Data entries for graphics
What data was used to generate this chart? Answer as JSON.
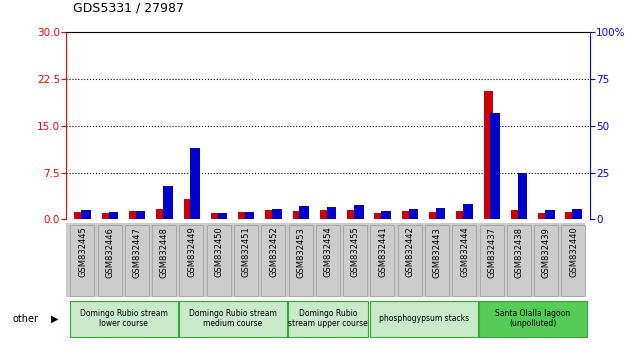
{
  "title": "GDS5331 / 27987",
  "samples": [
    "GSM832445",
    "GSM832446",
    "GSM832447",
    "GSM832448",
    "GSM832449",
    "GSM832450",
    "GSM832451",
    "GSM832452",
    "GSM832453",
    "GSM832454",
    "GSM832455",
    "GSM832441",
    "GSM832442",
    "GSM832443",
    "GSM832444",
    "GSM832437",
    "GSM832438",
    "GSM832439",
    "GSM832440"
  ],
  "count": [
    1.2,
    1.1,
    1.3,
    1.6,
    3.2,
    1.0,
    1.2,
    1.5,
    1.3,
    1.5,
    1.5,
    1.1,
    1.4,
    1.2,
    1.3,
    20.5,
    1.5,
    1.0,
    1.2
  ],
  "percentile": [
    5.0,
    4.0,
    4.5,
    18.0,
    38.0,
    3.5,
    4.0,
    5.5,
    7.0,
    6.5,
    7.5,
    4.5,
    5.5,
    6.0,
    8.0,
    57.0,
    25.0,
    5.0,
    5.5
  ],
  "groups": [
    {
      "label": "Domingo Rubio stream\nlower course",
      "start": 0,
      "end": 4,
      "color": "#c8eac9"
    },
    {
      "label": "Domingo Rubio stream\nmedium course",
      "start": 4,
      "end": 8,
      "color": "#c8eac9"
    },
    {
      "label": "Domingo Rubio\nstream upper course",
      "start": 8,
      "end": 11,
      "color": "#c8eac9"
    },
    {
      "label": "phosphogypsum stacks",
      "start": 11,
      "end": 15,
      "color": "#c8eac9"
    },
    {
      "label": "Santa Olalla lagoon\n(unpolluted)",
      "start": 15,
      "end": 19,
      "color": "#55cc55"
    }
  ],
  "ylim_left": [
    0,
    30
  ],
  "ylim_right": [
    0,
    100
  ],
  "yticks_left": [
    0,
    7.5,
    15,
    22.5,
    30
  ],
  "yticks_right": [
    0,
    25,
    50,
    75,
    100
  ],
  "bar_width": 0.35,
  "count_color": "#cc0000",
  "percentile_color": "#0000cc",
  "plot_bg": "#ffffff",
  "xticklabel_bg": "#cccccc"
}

...

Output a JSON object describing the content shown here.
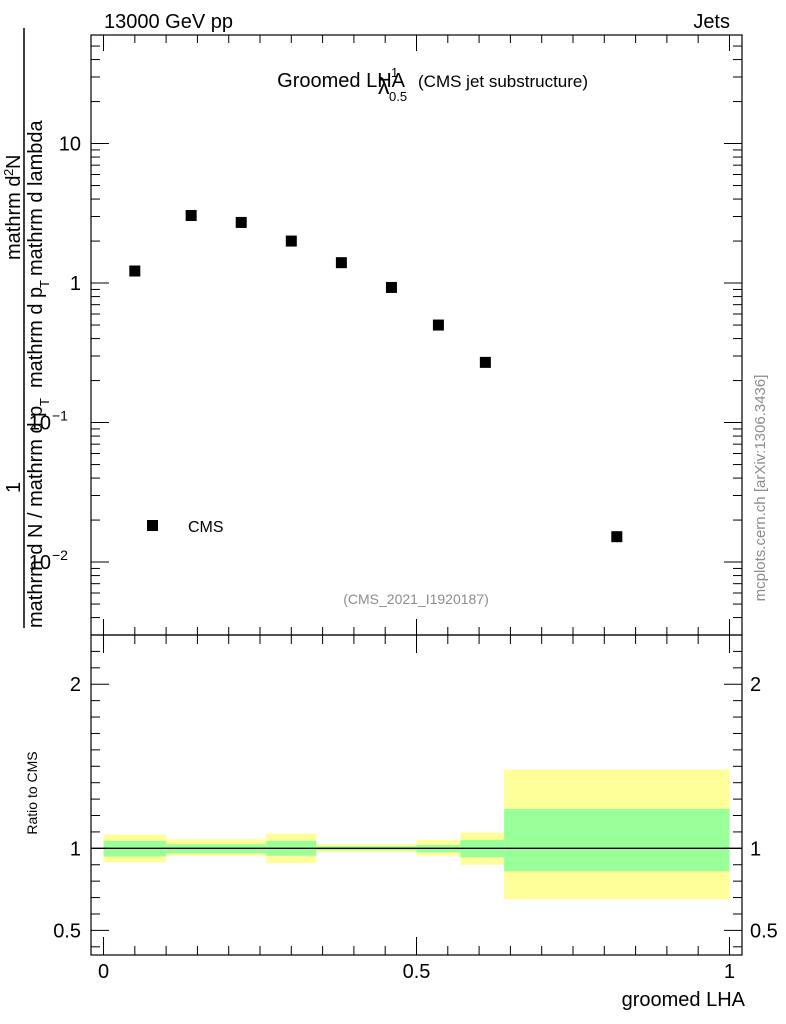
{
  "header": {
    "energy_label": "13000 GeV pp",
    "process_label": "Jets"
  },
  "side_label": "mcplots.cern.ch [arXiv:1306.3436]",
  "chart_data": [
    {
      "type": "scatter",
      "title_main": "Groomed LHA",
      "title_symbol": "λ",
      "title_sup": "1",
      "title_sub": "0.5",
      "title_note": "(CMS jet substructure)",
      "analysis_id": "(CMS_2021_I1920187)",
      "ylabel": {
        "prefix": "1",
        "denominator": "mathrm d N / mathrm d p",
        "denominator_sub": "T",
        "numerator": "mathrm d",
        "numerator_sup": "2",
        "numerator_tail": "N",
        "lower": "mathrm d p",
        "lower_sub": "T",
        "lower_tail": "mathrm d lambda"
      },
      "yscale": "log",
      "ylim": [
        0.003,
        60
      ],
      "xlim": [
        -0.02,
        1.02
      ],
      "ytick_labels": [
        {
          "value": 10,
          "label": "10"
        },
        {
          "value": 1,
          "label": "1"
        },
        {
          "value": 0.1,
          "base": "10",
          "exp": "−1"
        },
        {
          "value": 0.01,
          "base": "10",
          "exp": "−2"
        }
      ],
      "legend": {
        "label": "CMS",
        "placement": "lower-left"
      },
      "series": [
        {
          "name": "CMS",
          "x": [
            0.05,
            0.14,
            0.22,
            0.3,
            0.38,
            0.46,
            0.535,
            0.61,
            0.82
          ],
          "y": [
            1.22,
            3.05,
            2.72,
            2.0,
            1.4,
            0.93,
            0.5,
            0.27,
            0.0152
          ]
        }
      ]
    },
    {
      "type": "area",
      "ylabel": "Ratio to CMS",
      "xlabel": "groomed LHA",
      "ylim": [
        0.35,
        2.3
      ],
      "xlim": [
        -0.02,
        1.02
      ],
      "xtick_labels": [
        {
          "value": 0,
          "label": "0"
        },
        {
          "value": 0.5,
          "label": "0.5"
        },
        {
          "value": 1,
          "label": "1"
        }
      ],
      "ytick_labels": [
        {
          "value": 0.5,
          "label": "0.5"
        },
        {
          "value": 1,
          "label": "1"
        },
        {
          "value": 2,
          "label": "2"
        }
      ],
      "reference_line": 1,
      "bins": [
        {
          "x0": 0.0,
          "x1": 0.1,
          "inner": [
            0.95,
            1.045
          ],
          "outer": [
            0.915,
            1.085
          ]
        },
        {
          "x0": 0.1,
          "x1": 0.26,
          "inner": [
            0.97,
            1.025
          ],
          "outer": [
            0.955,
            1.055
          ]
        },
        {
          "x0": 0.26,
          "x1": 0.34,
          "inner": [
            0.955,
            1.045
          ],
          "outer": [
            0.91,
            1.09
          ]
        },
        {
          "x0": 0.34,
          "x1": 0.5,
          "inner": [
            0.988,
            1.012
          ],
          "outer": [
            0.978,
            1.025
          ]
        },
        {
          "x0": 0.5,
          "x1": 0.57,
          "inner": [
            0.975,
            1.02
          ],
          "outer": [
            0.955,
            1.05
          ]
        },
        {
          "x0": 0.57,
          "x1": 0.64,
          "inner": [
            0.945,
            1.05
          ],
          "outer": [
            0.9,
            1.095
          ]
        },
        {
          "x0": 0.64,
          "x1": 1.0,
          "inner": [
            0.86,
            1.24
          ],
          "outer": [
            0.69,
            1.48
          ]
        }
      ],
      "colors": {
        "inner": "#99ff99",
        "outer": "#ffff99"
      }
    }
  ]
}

==

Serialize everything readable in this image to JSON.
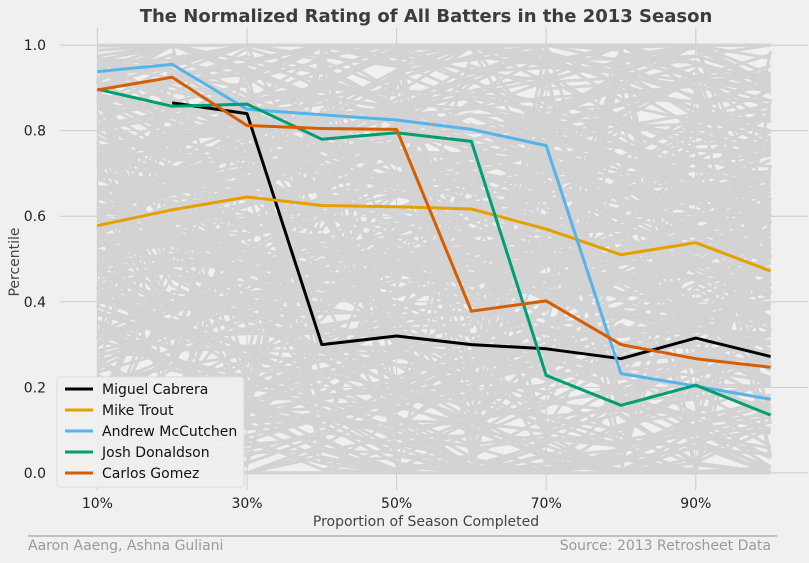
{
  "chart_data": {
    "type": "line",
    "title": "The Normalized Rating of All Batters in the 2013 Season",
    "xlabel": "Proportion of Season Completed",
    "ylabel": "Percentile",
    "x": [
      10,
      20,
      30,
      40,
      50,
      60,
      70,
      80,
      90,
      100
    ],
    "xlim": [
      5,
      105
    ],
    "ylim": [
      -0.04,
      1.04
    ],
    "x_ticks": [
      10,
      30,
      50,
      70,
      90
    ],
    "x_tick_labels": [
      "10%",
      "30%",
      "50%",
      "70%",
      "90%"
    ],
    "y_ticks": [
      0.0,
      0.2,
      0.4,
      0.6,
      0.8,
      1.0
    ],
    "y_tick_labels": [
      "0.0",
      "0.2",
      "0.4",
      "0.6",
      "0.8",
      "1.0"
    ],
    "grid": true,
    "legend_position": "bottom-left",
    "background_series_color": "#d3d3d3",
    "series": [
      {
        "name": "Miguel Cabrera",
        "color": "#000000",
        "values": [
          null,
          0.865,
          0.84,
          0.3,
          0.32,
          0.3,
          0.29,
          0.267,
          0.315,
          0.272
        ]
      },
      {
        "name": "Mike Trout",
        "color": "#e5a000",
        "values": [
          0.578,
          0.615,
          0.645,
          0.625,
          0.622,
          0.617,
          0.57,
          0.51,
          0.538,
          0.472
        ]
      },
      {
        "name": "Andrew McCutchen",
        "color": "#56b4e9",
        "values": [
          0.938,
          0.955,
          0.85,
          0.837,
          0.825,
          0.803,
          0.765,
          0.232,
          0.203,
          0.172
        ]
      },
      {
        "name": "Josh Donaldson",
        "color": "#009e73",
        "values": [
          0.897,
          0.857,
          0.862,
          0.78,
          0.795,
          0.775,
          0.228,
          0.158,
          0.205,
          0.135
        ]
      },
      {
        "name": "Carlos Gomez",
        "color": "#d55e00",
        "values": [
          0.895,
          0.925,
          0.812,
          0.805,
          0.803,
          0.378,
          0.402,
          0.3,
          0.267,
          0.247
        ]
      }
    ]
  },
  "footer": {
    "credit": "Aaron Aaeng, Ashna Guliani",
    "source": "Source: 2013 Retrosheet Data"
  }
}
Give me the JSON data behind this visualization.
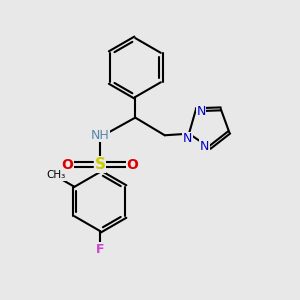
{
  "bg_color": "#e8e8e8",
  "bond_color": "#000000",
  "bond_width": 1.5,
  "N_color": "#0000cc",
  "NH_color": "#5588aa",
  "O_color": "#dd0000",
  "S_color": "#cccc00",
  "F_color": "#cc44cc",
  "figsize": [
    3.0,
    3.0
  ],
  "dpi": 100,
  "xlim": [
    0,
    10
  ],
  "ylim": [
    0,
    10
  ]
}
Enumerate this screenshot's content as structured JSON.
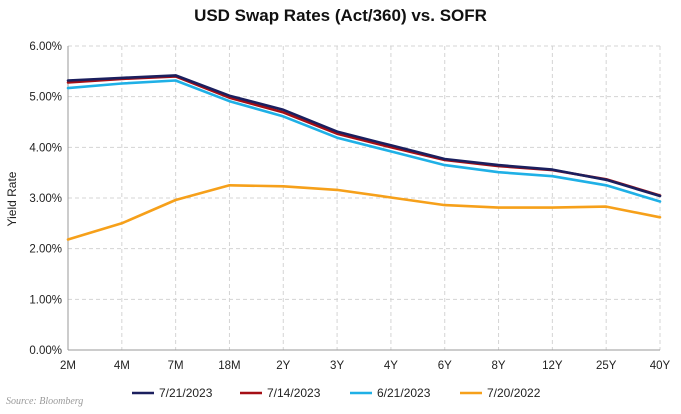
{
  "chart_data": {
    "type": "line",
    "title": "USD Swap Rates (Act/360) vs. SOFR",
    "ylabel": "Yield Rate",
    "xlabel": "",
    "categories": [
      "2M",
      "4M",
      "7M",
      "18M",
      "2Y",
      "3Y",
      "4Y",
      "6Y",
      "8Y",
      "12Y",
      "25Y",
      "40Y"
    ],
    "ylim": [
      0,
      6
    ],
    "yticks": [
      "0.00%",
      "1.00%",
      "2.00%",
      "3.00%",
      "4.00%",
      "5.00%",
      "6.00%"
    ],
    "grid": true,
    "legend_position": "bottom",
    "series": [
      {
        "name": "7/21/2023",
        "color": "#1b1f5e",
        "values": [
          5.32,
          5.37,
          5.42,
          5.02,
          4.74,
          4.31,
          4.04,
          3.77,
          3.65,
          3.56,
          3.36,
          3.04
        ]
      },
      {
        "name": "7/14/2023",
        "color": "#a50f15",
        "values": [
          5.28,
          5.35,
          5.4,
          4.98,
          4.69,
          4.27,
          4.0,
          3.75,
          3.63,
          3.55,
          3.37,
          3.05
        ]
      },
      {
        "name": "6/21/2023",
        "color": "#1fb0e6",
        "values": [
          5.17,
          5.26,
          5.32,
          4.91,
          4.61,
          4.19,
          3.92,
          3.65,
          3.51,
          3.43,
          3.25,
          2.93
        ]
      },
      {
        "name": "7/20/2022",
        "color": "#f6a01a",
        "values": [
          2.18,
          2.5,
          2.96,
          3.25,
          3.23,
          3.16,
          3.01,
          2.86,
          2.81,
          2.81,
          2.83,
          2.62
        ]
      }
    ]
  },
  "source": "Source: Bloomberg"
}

What this task involves — Find the lines holding "JSON" and list every one.

Written response —
What data was used to generate this chart? Answer as JSON.
Output a JSON object describing the content shown here.
Serialize everything readable in this image to JSON.
Give me the JSON data behind this visualization.
Enumerate this screenshot's content as structured JSON.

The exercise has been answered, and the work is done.